Problem description: All the data must come back unchanged, except that pictures are left out.

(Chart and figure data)
* Start *

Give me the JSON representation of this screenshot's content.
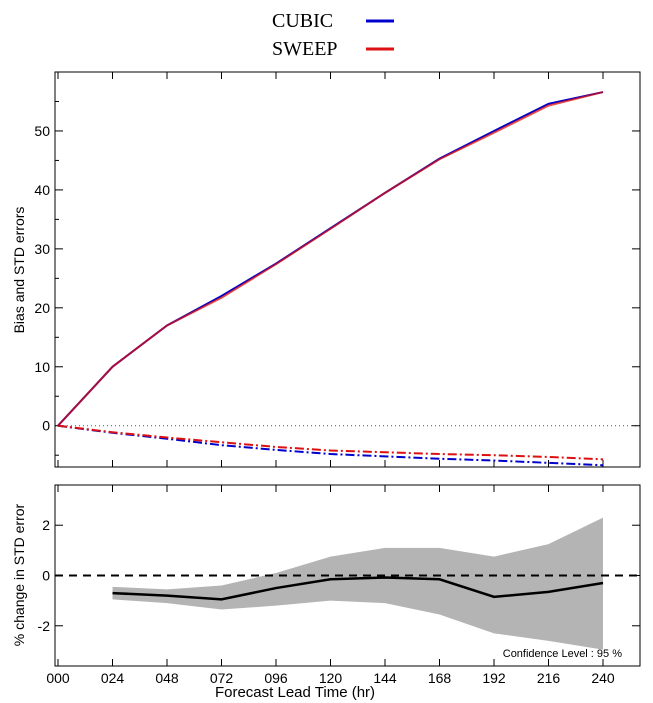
{
  "legend": {
    "entries": [
      {
        "name": "CUBIC",
        "color": "#0000cc"
      },
      {
        "name": "SWEEP",
        "color": "#dd1111"
      }
    ]
  },
  "colors": {
    "cubic": "#0000cc",
    "sweep": "#dd1111",
    "confidence_band": "#b4b4b4",
    "diff_line": "#000000"
  },
  "chart_data": [
    {
      "type": "line",
      "ylabel": "Bias and STD errors",
      "x": [
        0,
        24,
        48,
        72,
        96,
        120,
        144,
        168,
        192,
        216,
        240
      ],
      "ylim": [
        -7,
        60
      ],
      "yticks": [
        0,
        10,
        20,
        30,
        40,
        50
      ],
      "zero_line": "dotted",
      "series": [
        {
          "name": "CUBIC",
          "stat": "STD",
          "style": "solid",
          "values": [
            0,
            10,
            17,
            22,
            27.5,
            33.5,
            39.5,
            45.3,
            50,
            54.6,
            56.6
          ]
        },
        {
          "name": "SWEEP",
          "stat": "STD",
          "style": "solid",
          "values": [
            0,
            10,
            17,
            21.7,
            27.4,
            33.4,
            39.5,
            45.2,
            49.7,
            54.3,
            56.6
          ]
        },
        {
          "name": "CUBIC",
          "stat": "Bias",
          "style": "dash-dot",
          "values": [
            0,
            -1.2,
            -2.2,
            -3.3,
            -4.1,
            -4.8,
            -5.2,
            -5.6,
            -5.9,
            -6.3,
            -6.7
          ]
        },
        {
          "name": "SWEEP",
          "stat": "Bias",
          "style": "dash-dot",
          "values": [
            0,
            -1.1,
            -2.0,
            -2.8,
            -3.6,
            -4.2,
            -4.5,
            -4.8,
            -5.0,
            -5.3,
            -5.7
          ]
        }
      ]
    },
    {
      "type": "area",
      "ylabel": "% change in STD error",
      "xlabel": "Forecast Lead Time (hr)",
      "x": [
        0,
        24,
        48,
        72,
        96,
        120,
        144,
        168,
        192,
        216,
        240
      ],
      "xticklabels": [
        "000",
        "024",
        "048",
        "072",
        "096",
        "120",
        "144",
        "168",
        "192",
        "216",
        "240"
      ],
      "ylim": [
        -3.6,
        3.6
      ],
      "yticks": [
        -2,
        0,
        2
      ],
      "zero_line": "dashed",
      "series": [
        {
          "stat": "mean",
          "x": [
            24,
            48,
            72,
            96,
            120,
            144,
            168,
            192,
            216,
            240
          ],
          "values": [
            -0.7,
            -0.8,
            -0.95,
            -0.5,
            -0.15,
            -0.08,
            -0.15,
            -0.85,
            -0.65,
            -0.3
          ]
        }
      ],
      "confidence_band": {
        "x": [
          24,
          48,
          72,
          96,
          120,
          144,
          168,
          192,
          216,
          240
        ],
        "upper": [
          -0.45,
          -0.55,
          -0.4,
          0.1,
          0.75,
          1.1,
          1.1,
          0.75,
          1.25,
          2.3
        ],
        "lower": [
          -0.95,
          -1.1,
          -1.35,
          -1.2,
          -1.0,
          -1.1,
          -1.55,
          -2.3,
          -2.6,
          -2.95
        ]
      },
      "annotation": "Confidence Level : 95 %"
    }
  ]
}
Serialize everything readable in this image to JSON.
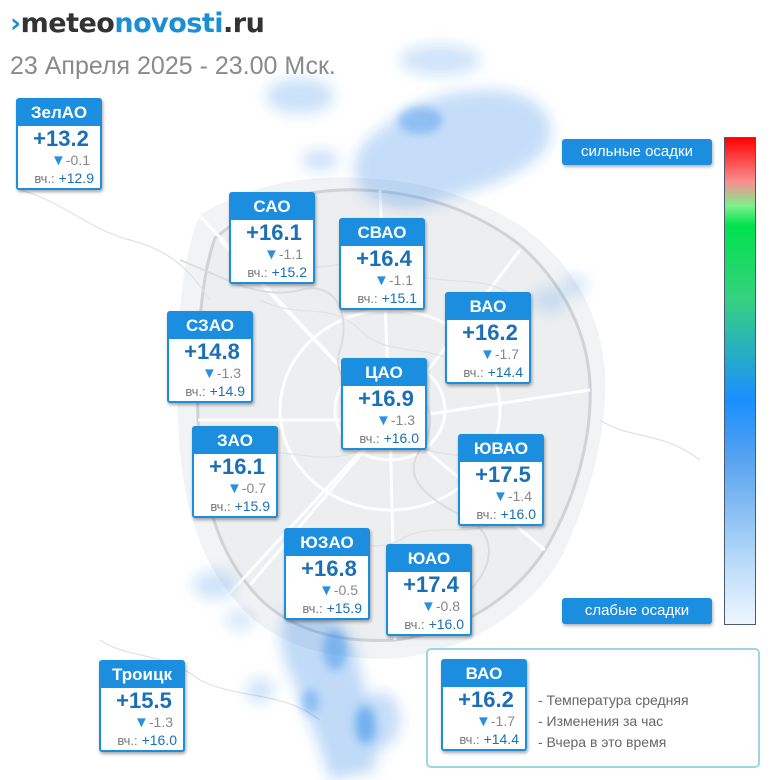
{
  "brand": {
    "mark": "›",
    "part1": "meteo",
    "part2": "novosti",
    "part3": ".ru"
  },
  "subtitle": "23 Апреля 2025 - 23.00 Мск.",
  "yesterday_label": "вч.:",
  "precip_scale": {
    "high_label": "сильные осадки",
    "low_label": "слабые осадки"
  },
  "colors": {
    "accent": "#1c8ee0",
    "temp": "#1b6fb5",
    "delta_arrow": "#2b8fe0"
  },
  "districts": [
    {
      "id": "zelao",
      "name": "ЗелАО",
      "temp": "+13.2",
      "delta": "-0.1",
      "yesterday": "+12.9"
    },
    {
      "id": "sao",
      "name": "САО",
      "temp": "+16.1",
      "delta": "-1.1",
      "yesterday": "+15.2"
    },
    {
      "id": "svao",
      "name": "СВАО",
      "temp": "+16.4",
      "delta": "-1.1",
      "yesterday": "+15.1"
    },
    {
      "id": "vao",
      "name": "ВАО",
      "temp": "+16.2",
      "delta": "-1.7",
      "yesterday": "+14.4"
    },
    {
      "id": "szao",
      "name": "СЗАО",
      "temp": "+14.8",
      "delta": "-1.3",
      "yesterday": "+14.9"
    },
    {
      "id": "cao",
      "name": "ЦАО",
      "temp": "+16.9",
      "delta": "-1.3",
      "yesterday": "+16.0"
    },
    {
      "id": "zao",
      "name": "ЗАО",
      "temp": "+16.1",
      "delta": "-0.7",
      "yesterday": "+15.9"
    },
    {
      "id": "yuvao",
      "name": "ЮВАО",
      "temp": "+17.5",
      "delta": "-1.4",
      "yesterday": "+16.0"
    },
    {
      "id": "yuzao",
      "name": "ЮЗАО",
      "temp": "+16.8",
      "delta": "-0.5",
      "yesterday": "+15.9"
    },
    {
      "id": "yuao",
      "name": "ЮАО",
      "temp": "+17.4",
      "delta": "-0.8",
      "yesterday": "+16.0"
    },
    {
      "id": "troitsk",
      "name": "Троицк",
      "temp": "+15.5",
      "delta": "-1.3",
      "yesterday": "+16.0"
    }
  ],
  "legend": {
    "sample": {
      "name": "ВАО",
      "temp": "+16.2",
      "delta": "-1.7",
      "yesterday": "+14.4"
    },
    "lines": [
      "- Температура средняя",
      "- Изменения за час",
      "- Вчера в это время"
    ]
  }
}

* End *

Completed task:
Give me the JSON representation of this screenshot's content.
{
  "legend": {
    "entries": [
      {
        "name": "CUBIC",
        "color": "#0000cc"
      },
      {
        "name": "SWEEP",
        "color": "#dd1111"
      }
    ]
  },
  "colors": {
    "cubic": "#0000cc",
    "sweep": "#dd1111",
    "confidence_band": "#b4b4b4",
    "diff_line": "#000000"
  },
  "chart_data": [
    {
      "type": "line",
      "ylabel": "Bias and STD errors",
      "x": [
        0,
        24,
        48,
        72,
        96,
        120,
        144,
        168,
        192,
        216,
        240
      ],
      "ylim": [
        -7,
        60
      ],
      "yticks": [
        0,
        10,
        20,
        30,
        40,
        50
      ],
      "zero_line": "dotted",
      "series": [
        {
          "name": "CUBIC",
          "stat": "STD",
          "style": "solid",
          "values": [
            0,
            10,
            17,
            22,
            27.5,
            33.5,
            39.5,
            45.3,
            50,
            54.6,
            56.6
          ]
        },
        {
          "name": "SWEEP",
          "stat": "STD",
          "style": "solid",
          "values": [
            0,
            10,
            17,
            21.7,
            27.4,
            33.4,
            39.5,
            45.2,
            49.7,
            54.3,
            56.6
          ]
        },
        {
          "name": "CUBIC",
          "stat": "Bias",
          "style": "dash-dot",
          "values": [
            0,
            -1.2,
            -2.2,
            -3.3,
            -4.1,
            -4.8,
            -5.2,
            -5.6,
            -5.9,
            -6.3,
            -6.7
          ]
        },
        {
          "name": "SWEEP",
          "stat": "Bias",
          "style": "dash-dot",
          "values": [
            0,
            -1.1,
            -2.0,
            -2.8,
            -3.6,
            -4.2,
            -4.5,
            -4.8,
            -5.0,
            -5.3,
            -5.7
          ]
        }
      ]
    },
    {
      "type": "area",
      "ylabel": "% change in STD error",
      "xlabel": "Forecast Lead Time (hr)",
      "x": [
        0,
        24,
        48,
        72,
        96,
        120,
        144,
        168,
        192,
        216,
        240
      ],
      "xticklabels": [
        "000",
        "024",
        "048",
        "072",
        "096",
        "120",
        "144",
        "168",
        "192",
        "216",
        "240"
      ],
      "ylim": [
        -3.6,
        3.6
      ],
      "yticks": [
        -2,
        0,
        2
      ],
      "zero_line": "dashed",
      "series": [
        {
          "stat": "mean",
          "x": [
            24,
            48,
            72,
            96,
            120,
            144,
            168,
            192,
            216,
            240
          ],
          "values": [
            -0.7,
            -0.8,
            -0.95,
            -0.5,
            -0.15,
            -0.08,
            -0.15,
            -0.85,
            -0.65,
            -0.3
          ]
        }
      ],
      "confidence_band": {
        "x": [
          24,
          48,
          72,
          96,
          120,
          144,
          168,
          192,
          216,
          240
        ],
        "upper": [
          -0.45,
          -0.55,
          -0.4,
          0.1,
          0.75,
          1.1,
          1.1,
          0.75,
          1.25,
          2.3
        ],
        "lower": [
          -0.95,
          -1.1,
          -1.35,
          -1.2,
          -1.0,
          -1.1,
          -1.55,
          -2.3,
          -2.6,
          -2.95
        ]
      },
      "annotation": "Confidence Level : 95 %"
    }
  ]
}
Serialize everything readable in this image to JSON.
{
  "brand": {
    "mark": "›",
    "part1": "meteo",
    "part2": "novosti",
    "part3": ".ru"
  },
  "subtitle": "23 Апреля 2025 - 23.00 Мск.",
  "yesterday_label": "вч.:",
  "precip_scale": {
    "high_label": "сильные осадки",
    "low_label": "слабые осадки"
  },
  "colors": {
    "accent": "#1c8ee0",
    "temp": "#1b6fb5",
    "delta_arrow": "#2b8fe0"
  },
  "districts": [
    {
      "id": "zelao",
      "name": "ЗелАО",
      "temp": "+13.2",
      "delta": "-0.1",
      "yesterday": "+12.9"
    },
    {
      "id": "sao",
      "name": "САО",
      "temp": "+16.1",
      "delta": "-1.1",
      "yesterday": "+15.2"
    },
    {
      "id": "svao",
      "name": "СВАО",
      "temp": "+16.4",
      "delta": "-1.1",
      "yesterday": "+15.1"
    },
    {
      "id": "vao",
      "name": "ВАО",
      "temp": "+16.2",
      "delta": "-1.7",
      "yesterday": "+14.4"
    },
    {
      "id": "szao",
      "name": "СЗАО",
      "temp": "+14.8",
      "delta": "-1.3",
      "yesterday": "+14.9"
    },
    {
      "id": "cao",
      "name": "ЦАО",
      "temp": "+16.9",
      "delta": "-1.3",
      "yesterday": "+16.0"
    },
    {
      "id": "zao",
      "name": "ЗАО",
      "temp": "+16.1",
      "delta": "-0.7",
      "yesterday": "+15.9"
    },
    {
      "id": "yuvao",
      "name": "ЮВАО",
      "temp": "+17.5",
      "delta": "-1.4",
      "yesterday": "+16.0"
    },
    {
      "id": "yuzao",
      "name": "ЮЗАО",
      "temp": "+16.8",
      "delta": "-0.5",
      "yesterday": "+15.9"
    },
    {
      "id": "yuao",
      "name": "ЮАО",
      "temp": "+17.4",
      "delta": "-0.8",
      "yesterday": "+16.0"
    },
    {
      "id": "troitsk",
      "name": "Троицк",
      "temp": "+15.5",
      "delta": "-1.3",
      "yesterday": "+16.0"
    }
  ],
  "legend": {
    "sample": {
      "name": "ВАО",
      "temp": "+16.2",
      "delta": "-1.7",
      "yesterday": "+14.4"
    },
    "lines": [
      "- Температура средняя",
      "- Изменения за час",
      "- Вчера в это время"
    ]
  }
}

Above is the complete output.